::: Dataset :::
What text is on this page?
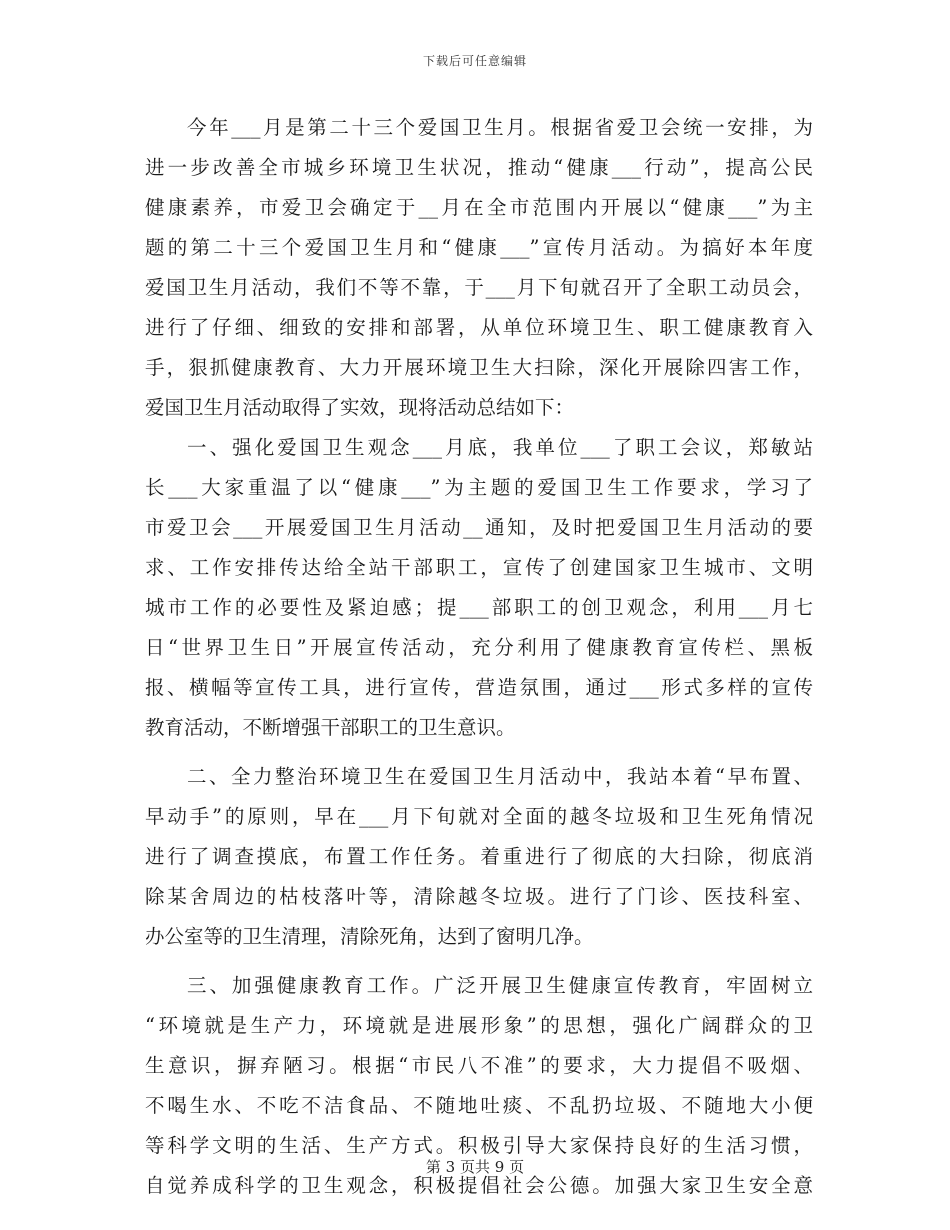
下载后可任意编辑
今年___月是第二十三个爱国卫生月。根据省爱卫会统一安排，为
进一步改善全市城乡环境卫生状况，推动“健康___行动”，提高公民
健康素养，市爱卫会确定于__月在全市范围内开展以“健康___”为主
题的第二十三个爱国卫生月和“健康___”宣传月活动。为搞好本年度
爱国卫生月活动，我们不等不靠，于___月下旬就召开了全职工动员会，
进行了仔细、细致的安排和部署，从单位环境卫生、职工健康教育入
手，狠抓健康教育、大力开展环境卫生大扫除，深化开展除四害工作，
爱国卫生月活动取得了实效，现将活动总结如下：
一、强化爱国卫生观念___月底，我单位___了职工会议，郑敏站
长___大家重温了以“健康___”为主题的爱国卫生工作要求，学习了
市爱卫会___开展爱国卫生月活动__通知，及时把爱国卫生月活动的要
求、工作安排传达给全站干部职工，宣传了创建国家卫生城市、文明
城市工作的必要性及紧迫感；提___部职工的创卫观念，利用___月七
日“世界卫生日”开展宣传活动，充分利用了健康教育宣传栏、黑板
报、横幅等宣传工具，进行宣传，营造氛围，通过___形式多样的宣传
教育活动，不断增强干部职工的卫生意识。
二、全力整治环境卫生在爱国卫生月活动中，我站本着“早布置、
早动手”的原则，早在___月下旬就对全面的越冬垃圾和卫生死角情况
进行了调查摸底，布置工作任务。着重进行了彻底的大扫除，彻底消
除某舍周边的枯枝落叶等，清除越冬垃圾。进行了门诊、医技科室、
办公室等的卫生清理，清除死角，达到了窗明几净。
三、加强健康教育工作。广泛开展卫生健康宣传教育，牢固树立
“环境就是生产力，环境就是进展形象”的思想，强化广阔群众的卫
生意识，摒弃陋习。根据“市民八不准”的要求，大力提倡不吸烟、
不喝生水、不吃不洁食品、不随地吐痰、不乱扔垃圾、不随地大小便
等科学文明的生活、生产方式。积极引导大家保持良好的生活习惯，
自觉养成科学的卫生观念，积极提倡社会公德。加强大家卫生安全意
第 3 页共 9 页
:::
Leave the pictures out and write out every entry exactly as given.

**Exercise result**
What text is on this page?
下载后可任意编辑
今年___月是第二十三个爱国卫生月。根据省爱卫会统一安排，为
进一步改善全市城乡环境卫生状况，推动“健康___行动”，提高公民
健康素养，市爱卫会确定于__月在全市范围内开展以“健康___”为主
题的第二十三个爱国卫生月和“健康___”宣传月活动。为搞好本年度
爱国卫生月活动，我们不等不靠，于___月下旬就召开了全职工动员会，
进行了仔细、细致的安排和部署，从单位环境卫生、职工健康教育入
手，狠抓健康教育、大力开展环境卫生大扫除，深化开展除四害工作，
爱国卫生月活动取得了实效，现将活动总结如下：
一、强化爱国卫生观念___月底，我单位___了职工会议，郑敏站
长___大家重温了以“健康___”为主题的爱国卫生工作要求，学习了
市爱卫会___开展爱国卫生月活动__通知，及时把爱国卫生月活动的要
求、工作安排传达给全站干部职工，宣传了创建国家卫生城市、文明
城市工作的必要性及紧迫感；提___部职工的创卫观念，利用___月七
日“世界卫生日”开展宣传活动，充分利用了健康教育宣传栏、黑板
报、横幅等宣传工具，进行宣传，营造氛围，通过___形式多样的宣传
教育活动，不断增强干部职工的卫生意识。
二、全力整治环境卫生在爱国卫生月活动中，我站本着“早布置、
早动手”的原则，早在___月下旬就对全面的越冬垃圾和卫生死角情况
进行了调查摸底，布置工作任务。着重进行了彻底的大扫除，彻底消
除某舍周边的枯枝落叶等，清除越冬垃圾。进行了门诊、医技科室、
办公室等的卫生清理，清除死角，达到了窗明几净。
三、加强健康教育工作。广泛开展卫生健康宣传教育，牢固树立
“环境就是生产力，环境就是进展形象”的思想，强化广阔群众的卫
生意识，摒弃陋习。根据“市民八不准”的要求，大力提倡不吸烟、
不喝生水、不吃不洁食品、不随地吐痰、不乱扔垃圾、不随地大小便
等科学文明的生活、生产方式。积极引导大家保持良好的生活习惯，
自觉养成科学的卫生观念，积极提倡社会公德。加强大家卫生安全意
第 3 页共 9 页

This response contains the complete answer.